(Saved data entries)
◇ ◇ ◇ ◇ ◇

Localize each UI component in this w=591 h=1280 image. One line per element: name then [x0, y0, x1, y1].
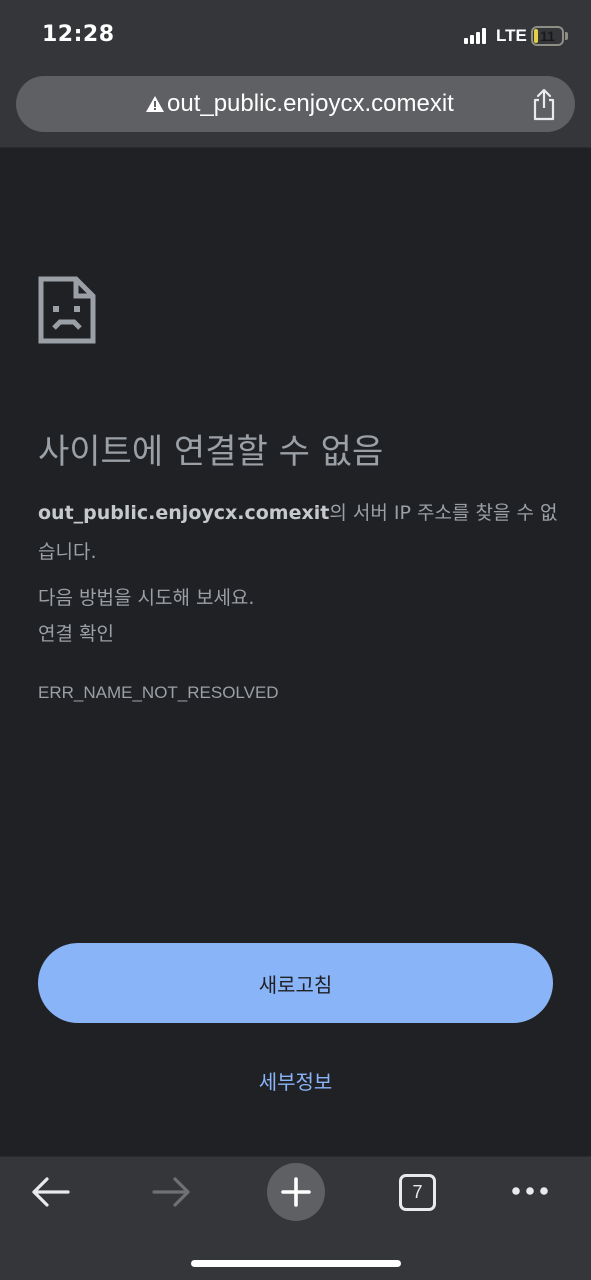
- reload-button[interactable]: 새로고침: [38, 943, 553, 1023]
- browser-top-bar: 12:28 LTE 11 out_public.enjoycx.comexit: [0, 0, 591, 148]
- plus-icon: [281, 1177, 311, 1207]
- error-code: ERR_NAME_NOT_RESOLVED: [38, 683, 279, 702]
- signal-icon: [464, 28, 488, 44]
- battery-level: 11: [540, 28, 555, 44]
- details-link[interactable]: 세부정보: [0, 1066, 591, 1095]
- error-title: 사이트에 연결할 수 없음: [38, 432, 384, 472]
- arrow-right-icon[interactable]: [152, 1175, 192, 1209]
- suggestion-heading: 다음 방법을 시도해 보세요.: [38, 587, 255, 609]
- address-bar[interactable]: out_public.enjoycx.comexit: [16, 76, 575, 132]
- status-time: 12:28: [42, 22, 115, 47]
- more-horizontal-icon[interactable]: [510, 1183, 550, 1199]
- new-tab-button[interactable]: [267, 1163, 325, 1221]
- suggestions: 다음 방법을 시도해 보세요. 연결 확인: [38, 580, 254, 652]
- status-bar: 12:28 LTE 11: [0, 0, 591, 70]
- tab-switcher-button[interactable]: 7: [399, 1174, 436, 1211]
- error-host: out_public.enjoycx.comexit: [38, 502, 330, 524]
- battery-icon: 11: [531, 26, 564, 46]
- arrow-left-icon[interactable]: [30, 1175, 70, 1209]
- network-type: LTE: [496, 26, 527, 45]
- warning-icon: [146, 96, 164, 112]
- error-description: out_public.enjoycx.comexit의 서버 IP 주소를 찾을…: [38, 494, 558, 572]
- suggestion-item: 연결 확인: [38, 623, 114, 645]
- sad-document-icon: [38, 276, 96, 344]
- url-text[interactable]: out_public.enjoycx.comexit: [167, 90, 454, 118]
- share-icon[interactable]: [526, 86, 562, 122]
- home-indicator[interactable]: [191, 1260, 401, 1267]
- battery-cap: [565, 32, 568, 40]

◇ ◇ ◇ ◇ ◇

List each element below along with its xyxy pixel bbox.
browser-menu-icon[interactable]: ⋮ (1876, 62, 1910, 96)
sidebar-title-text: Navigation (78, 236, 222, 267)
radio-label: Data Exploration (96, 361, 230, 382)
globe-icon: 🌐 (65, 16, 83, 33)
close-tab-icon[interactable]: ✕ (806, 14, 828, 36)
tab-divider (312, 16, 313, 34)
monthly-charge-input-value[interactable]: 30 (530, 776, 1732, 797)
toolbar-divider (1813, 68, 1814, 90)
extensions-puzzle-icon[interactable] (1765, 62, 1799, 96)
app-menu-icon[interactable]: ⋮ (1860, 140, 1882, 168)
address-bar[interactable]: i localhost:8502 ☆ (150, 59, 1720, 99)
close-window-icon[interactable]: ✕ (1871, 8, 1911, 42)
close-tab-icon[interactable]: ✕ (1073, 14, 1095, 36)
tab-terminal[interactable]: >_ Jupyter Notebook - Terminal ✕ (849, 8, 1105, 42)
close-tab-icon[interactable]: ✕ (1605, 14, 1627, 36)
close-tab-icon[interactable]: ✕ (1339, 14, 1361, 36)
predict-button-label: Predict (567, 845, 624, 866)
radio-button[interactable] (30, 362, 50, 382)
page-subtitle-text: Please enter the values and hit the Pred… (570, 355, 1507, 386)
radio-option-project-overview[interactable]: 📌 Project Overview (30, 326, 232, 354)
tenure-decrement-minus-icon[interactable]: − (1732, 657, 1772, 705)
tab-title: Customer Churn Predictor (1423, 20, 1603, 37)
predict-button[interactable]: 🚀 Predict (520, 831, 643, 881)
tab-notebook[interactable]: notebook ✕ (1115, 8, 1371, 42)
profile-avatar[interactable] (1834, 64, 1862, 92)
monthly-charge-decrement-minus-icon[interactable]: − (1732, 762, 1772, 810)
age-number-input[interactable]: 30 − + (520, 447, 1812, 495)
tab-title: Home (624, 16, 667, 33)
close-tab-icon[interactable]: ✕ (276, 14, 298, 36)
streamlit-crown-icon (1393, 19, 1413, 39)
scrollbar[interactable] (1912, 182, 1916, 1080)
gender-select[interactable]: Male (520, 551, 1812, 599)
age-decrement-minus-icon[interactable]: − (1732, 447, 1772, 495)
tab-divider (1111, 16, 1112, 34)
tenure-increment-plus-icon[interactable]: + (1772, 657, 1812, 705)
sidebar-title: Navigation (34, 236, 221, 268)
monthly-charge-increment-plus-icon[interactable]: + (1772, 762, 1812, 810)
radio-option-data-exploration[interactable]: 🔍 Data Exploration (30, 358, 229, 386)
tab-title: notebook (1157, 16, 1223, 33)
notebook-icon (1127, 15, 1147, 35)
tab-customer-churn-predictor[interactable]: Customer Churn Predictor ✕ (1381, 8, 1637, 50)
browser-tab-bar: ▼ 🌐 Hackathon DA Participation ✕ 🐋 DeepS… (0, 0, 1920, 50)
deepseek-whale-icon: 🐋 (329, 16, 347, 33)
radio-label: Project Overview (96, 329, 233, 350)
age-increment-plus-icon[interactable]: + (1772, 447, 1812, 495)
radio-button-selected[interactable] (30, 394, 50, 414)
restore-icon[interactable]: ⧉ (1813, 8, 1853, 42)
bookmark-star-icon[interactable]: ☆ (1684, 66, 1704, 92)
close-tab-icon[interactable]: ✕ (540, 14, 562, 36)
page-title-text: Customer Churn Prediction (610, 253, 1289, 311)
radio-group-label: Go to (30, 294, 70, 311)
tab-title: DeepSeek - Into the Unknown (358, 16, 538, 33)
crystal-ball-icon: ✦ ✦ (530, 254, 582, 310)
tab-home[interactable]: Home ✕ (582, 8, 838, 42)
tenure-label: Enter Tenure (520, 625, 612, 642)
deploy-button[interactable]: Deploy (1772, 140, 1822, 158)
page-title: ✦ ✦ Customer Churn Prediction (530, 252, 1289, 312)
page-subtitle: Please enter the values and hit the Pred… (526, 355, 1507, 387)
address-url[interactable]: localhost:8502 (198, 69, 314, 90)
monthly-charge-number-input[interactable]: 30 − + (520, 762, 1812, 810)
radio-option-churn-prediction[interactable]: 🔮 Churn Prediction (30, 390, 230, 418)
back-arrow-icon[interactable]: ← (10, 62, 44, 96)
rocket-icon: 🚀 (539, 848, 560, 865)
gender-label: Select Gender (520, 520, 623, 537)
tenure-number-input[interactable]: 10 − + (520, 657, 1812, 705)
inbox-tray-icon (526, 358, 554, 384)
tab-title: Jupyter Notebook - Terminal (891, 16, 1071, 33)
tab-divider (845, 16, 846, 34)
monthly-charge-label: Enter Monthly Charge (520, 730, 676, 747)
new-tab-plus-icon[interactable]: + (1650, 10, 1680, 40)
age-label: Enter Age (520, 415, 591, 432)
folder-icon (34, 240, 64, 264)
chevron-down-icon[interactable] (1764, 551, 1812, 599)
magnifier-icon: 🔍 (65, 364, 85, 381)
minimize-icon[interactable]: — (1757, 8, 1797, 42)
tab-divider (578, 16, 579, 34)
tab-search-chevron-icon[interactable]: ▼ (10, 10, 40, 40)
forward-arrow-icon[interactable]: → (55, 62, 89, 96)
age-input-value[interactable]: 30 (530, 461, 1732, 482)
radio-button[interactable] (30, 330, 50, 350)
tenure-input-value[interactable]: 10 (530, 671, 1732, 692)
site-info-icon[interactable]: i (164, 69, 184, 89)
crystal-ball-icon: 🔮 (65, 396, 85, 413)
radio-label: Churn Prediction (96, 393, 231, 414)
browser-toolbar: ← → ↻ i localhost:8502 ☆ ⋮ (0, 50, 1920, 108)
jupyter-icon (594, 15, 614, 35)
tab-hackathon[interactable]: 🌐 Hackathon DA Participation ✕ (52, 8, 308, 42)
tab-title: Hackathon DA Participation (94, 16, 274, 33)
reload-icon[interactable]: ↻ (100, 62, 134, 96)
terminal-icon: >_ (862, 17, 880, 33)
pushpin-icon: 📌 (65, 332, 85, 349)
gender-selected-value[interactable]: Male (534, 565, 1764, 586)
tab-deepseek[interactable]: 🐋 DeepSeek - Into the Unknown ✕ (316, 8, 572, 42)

◇ ◇ ◇ ◇ ◇

GIVEN INSTRUCTION:
Copy out, unchanged, the lines in the entries above, everything from the line containing "List each element" down to the line containing "close-tab-icon[interactable]: ✕ (1073, 14, 1095, 36)", including both of those lines.

RESULT OF THIS EXERCISE:
List each element below along with its xyxy pixel bbox.
browser-menu-icon[interactable]: ⋮ (1876, 62, 1910, 96)
sidebar-title-text: Navigation (78, 236, 222, 267)
radio-label: Data Exploration (96, 361, 230, 382)
globe-icon: 🌐 (65, 16, 83, 33)
close-tab-icon[interactable]: ✕ (806, 14, 828, 36)
tab-divider (312, 16, 313, 34)
monthly-charge-input-value[interactable]: 30 (530, 776, 1732, 797)
toolbar-divider (1813, 68, 1814, 90)
extensions-puzzle-icon[interactable] (1765, 62, 1799, 96)
app-menu-icon[interactable]: ⋮ (1860, 140, 1882, 168)
address-bar[interactable]: i localhost:8502 ☆ (150, 59, 1720, 99)
close-window-icon[interactable]: ✕ (1871, 8, 1911, 42)
close-tab-icon[interactable]: ✕ (1073, 14, 1095, 36)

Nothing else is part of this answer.